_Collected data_
▼

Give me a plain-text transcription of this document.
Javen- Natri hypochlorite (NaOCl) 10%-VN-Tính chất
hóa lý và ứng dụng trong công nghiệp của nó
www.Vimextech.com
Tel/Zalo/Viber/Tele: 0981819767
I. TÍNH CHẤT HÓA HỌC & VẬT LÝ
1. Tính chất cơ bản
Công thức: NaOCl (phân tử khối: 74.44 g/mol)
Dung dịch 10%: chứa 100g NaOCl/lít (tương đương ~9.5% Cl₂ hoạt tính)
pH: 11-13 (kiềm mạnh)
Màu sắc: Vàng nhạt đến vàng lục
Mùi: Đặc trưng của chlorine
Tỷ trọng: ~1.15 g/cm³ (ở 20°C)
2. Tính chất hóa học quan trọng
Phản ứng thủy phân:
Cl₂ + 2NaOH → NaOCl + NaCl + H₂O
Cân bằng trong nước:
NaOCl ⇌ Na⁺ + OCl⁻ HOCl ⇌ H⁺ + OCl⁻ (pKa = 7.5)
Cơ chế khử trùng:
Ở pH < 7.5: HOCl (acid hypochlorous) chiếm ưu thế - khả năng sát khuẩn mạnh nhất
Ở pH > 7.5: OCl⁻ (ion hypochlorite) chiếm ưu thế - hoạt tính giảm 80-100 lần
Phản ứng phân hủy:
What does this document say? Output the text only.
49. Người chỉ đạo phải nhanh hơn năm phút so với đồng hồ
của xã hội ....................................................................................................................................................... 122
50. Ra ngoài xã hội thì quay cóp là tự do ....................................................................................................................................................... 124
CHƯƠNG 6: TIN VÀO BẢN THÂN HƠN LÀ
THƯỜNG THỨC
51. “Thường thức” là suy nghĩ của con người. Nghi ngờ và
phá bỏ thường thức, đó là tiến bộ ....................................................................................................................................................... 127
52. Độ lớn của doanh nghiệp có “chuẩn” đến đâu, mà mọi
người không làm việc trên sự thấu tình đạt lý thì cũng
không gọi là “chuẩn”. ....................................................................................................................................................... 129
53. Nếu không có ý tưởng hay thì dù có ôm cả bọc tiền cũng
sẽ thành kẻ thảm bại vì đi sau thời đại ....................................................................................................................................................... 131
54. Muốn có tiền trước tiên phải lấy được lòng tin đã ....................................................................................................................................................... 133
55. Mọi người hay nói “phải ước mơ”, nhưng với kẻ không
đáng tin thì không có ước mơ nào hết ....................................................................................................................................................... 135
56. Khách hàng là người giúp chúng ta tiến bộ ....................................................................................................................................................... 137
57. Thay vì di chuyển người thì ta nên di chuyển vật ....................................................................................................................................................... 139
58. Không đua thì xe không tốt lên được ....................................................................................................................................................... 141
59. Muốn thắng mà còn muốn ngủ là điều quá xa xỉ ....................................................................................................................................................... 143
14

▲

_Exercise_
Report back each line of the entries that holds the string "NaOCl".

_In response_
Javen- Natri hypochlorite (NaOCl) 10%-VN-Tính chất
Công thức: NaOCl (phân tử khối: 74.44 g/mol)
Dung dịch 10%: chứa 100g NaOCl/lít (tương đương ~9.5% Cl₂ hoạt tính)
Cl₂ + 2NaOH → NaOCl + NaCl + H₂O
NaOCl ⇌ Na⁺ + OCl⁻ HOCl ⇌ H⁺ + OCl⁻ (pKa = 7.5)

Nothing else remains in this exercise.